## WHAT NEEDS TO BE DONE
Go over the data and copy out each line with "signaling" in it.

(Transcript data for document pages)
=-=-=
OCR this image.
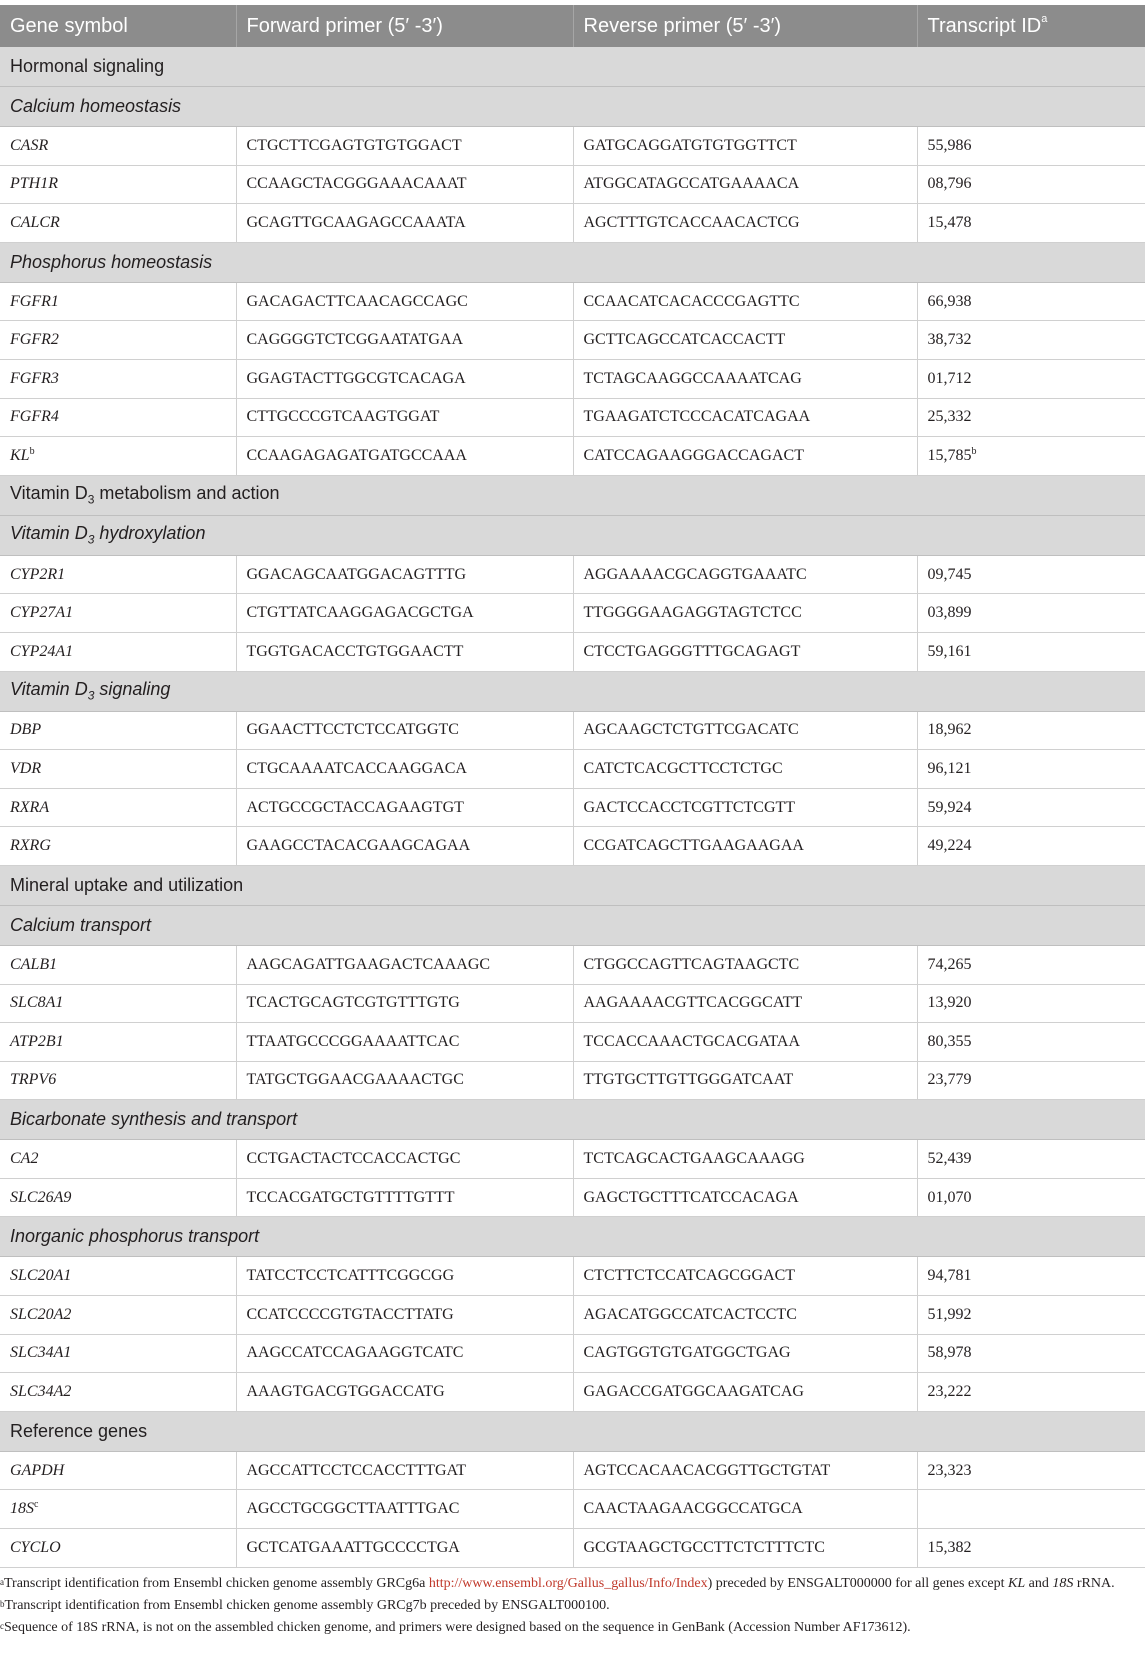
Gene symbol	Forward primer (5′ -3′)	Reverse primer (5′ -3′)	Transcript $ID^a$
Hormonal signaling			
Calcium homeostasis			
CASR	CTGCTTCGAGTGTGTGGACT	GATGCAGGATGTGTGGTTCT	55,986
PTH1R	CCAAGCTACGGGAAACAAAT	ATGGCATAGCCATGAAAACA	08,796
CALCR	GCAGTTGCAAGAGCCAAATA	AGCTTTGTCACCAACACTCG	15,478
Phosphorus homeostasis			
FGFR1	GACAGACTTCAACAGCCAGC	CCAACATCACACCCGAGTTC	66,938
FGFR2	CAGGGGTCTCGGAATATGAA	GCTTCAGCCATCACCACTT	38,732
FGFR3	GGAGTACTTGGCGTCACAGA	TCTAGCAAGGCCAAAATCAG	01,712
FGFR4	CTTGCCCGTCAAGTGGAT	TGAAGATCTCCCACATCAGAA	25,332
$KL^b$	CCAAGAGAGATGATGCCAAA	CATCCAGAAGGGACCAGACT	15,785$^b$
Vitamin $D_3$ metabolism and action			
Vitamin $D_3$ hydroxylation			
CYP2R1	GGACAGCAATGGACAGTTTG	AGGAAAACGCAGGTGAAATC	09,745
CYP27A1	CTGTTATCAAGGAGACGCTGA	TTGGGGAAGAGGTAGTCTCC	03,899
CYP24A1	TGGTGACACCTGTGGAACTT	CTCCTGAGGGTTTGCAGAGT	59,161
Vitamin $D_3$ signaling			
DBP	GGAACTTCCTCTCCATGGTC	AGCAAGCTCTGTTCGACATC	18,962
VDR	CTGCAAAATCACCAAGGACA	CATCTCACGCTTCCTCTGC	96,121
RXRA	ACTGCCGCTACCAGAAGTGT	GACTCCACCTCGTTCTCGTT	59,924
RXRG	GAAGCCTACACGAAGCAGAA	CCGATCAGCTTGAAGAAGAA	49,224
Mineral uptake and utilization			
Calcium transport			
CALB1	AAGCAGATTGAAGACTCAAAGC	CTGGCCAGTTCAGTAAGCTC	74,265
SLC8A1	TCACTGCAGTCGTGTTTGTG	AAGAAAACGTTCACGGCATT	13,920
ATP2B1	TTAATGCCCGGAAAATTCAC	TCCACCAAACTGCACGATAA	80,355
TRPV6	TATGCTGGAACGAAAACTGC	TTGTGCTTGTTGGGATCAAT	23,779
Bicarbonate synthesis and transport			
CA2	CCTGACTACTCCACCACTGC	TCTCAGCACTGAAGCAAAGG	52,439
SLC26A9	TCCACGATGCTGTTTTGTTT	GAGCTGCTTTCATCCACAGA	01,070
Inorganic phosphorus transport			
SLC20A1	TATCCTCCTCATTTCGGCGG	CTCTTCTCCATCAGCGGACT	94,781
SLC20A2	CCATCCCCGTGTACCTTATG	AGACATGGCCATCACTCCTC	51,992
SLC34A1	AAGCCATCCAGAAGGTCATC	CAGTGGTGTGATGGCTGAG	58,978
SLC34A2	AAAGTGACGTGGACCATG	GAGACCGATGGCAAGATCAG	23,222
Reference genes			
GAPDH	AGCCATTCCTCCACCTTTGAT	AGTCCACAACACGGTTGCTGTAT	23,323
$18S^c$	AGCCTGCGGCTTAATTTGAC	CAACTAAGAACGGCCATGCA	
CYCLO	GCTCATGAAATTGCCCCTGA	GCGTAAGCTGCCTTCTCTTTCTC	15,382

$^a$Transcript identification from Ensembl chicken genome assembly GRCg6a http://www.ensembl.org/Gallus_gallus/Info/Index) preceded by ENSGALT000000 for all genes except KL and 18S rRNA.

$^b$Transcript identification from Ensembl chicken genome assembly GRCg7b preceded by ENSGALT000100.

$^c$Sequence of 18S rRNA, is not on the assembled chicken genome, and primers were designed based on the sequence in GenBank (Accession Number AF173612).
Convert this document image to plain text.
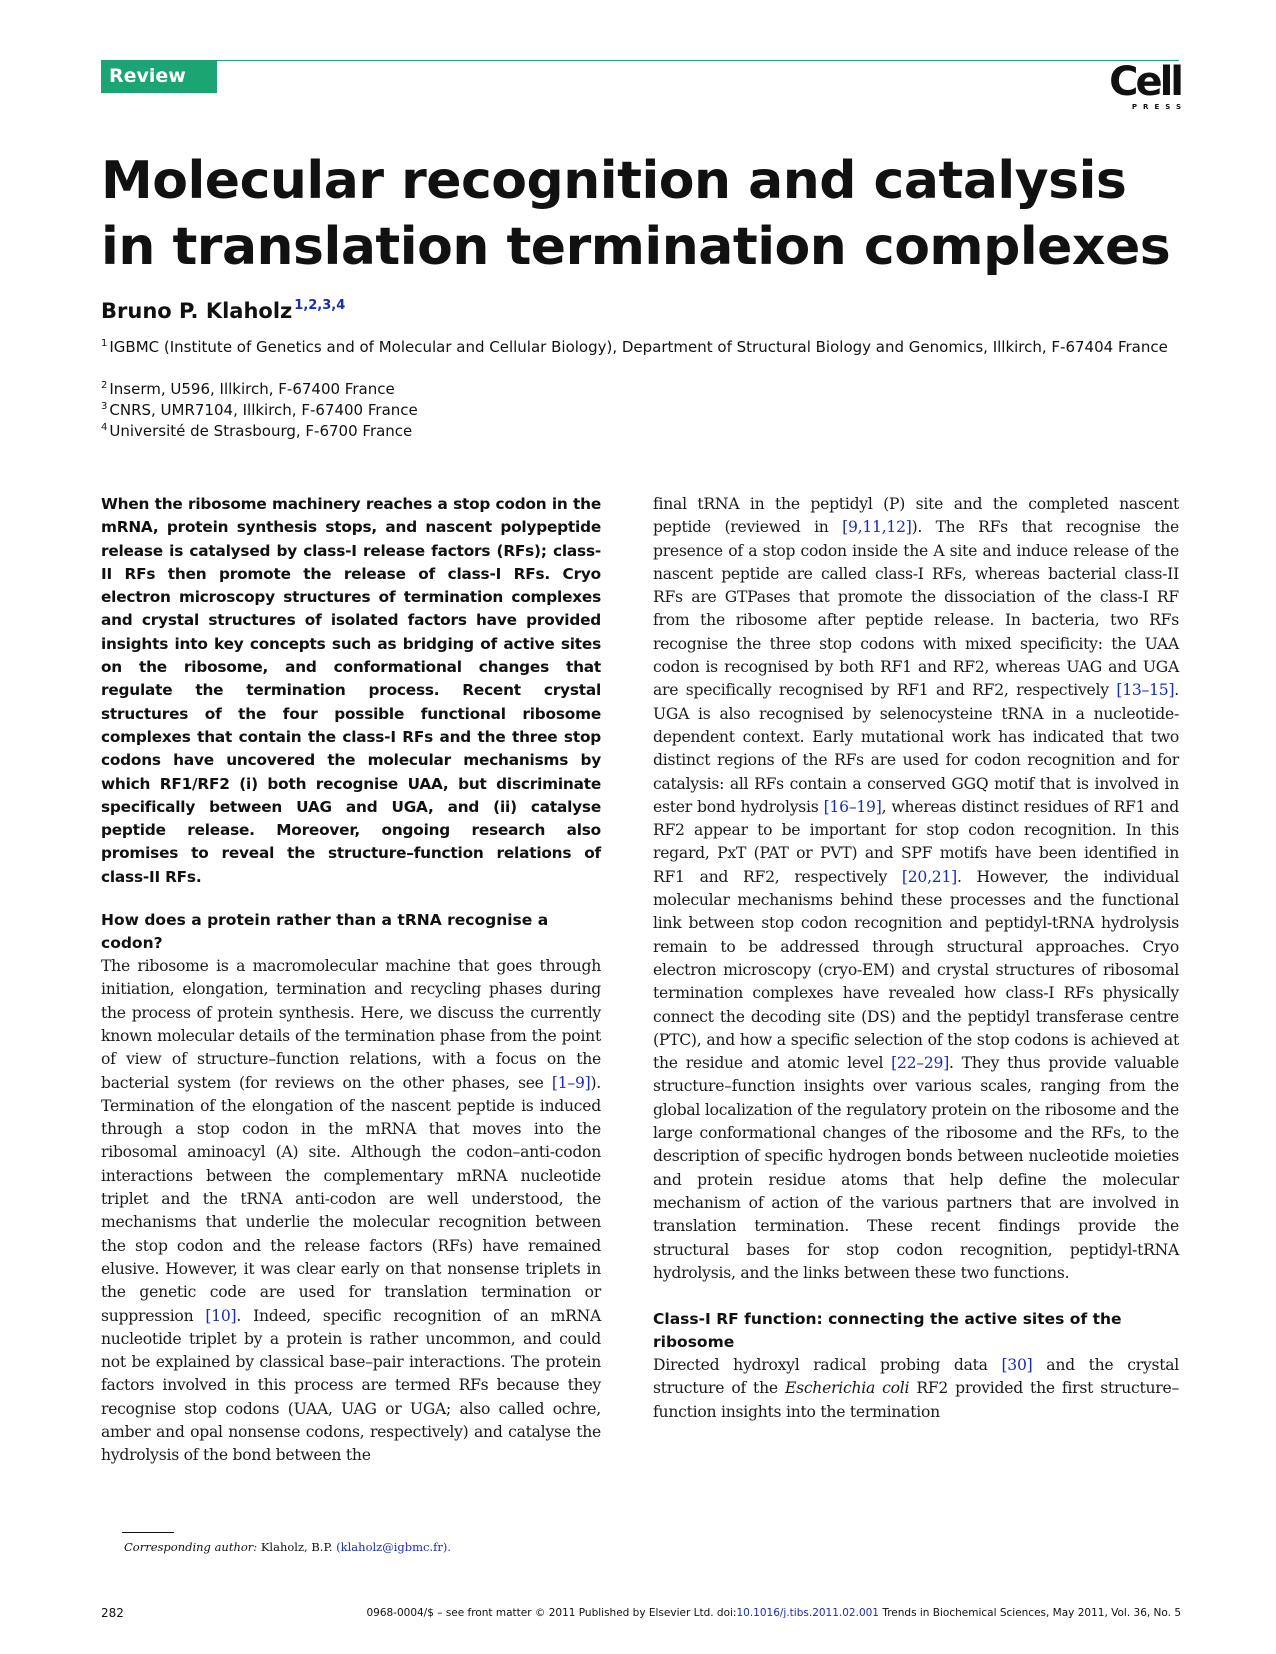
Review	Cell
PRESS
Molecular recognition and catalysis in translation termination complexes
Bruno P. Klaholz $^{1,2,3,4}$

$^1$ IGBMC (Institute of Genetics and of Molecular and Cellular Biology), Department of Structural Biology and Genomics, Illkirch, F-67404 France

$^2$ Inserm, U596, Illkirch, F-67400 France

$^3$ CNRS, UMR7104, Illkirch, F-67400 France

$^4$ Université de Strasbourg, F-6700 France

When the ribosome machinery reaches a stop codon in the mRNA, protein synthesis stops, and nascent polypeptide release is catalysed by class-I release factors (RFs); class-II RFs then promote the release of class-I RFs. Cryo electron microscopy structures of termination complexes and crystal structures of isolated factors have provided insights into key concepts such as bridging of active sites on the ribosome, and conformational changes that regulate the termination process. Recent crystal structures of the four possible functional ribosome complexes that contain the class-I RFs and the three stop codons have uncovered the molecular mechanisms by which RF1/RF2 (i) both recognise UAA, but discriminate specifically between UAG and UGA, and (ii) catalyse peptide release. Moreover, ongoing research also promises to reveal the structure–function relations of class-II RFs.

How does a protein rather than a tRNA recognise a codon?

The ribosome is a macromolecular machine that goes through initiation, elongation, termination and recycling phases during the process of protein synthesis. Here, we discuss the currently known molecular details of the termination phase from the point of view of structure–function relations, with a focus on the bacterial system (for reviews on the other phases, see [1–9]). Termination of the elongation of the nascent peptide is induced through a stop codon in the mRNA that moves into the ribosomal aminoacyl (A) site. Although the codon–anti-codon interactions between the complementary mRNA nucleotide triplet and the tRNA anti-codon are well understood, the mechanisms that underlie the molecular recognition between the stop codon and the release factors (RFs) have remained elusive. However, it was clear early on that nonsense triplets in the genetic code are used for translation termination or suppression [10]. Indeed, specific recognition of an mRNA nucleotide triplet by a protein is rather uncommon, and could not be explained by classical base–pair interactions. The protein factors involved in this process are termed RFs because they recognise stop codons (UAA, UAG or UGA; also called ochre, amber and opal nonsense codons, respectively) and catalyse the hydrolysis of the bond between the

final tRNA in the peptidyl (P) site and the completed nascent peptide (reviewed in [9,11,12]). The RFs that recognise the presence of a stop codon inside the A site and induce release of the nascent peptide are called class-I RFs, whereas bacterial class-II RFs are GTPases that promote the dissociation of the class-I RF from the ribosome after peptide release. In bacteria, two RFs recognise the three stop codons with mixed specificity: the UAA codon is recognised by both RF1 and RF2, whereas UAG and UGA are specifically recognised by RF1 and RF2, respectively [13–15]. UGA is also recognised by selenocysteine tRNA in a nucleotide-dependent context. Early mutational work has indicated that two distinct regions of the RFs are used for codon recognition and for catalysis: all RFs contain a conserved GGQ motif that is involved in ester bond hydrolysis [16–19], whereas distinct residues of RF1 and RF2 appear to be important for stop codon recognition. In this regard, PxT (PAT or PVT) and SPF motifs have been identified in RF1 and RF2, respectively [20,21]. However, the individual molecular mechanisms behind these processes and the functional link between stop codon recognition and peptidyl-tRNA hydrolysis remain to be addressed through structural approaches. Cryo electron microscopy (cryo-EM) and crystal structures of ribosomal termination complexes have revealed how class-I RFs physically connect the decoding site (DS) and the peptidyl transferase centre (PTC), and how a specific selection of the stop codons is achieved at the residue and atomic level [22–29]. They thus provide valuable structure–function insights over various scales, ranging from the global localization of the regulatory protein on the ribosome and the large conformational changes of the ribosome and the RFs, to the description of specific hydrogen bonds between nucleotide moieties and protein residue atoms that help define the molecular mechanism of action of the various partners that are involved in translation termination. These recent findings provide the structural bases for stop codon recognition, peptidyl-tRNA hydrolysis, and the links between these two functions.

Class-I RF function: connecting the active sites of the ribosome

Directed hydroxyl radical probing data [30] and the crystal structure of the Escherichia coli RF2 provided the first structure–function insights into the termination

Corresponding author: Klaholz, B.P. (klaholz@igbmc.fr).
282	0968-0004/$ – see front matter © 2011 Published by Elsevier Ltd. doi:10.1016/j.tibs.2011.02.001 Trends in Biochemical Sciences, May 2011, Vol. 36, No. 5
=-=-=
## EXERCISE RESULT
Hormonal signaling			
Vitamin $D_3$ signaling			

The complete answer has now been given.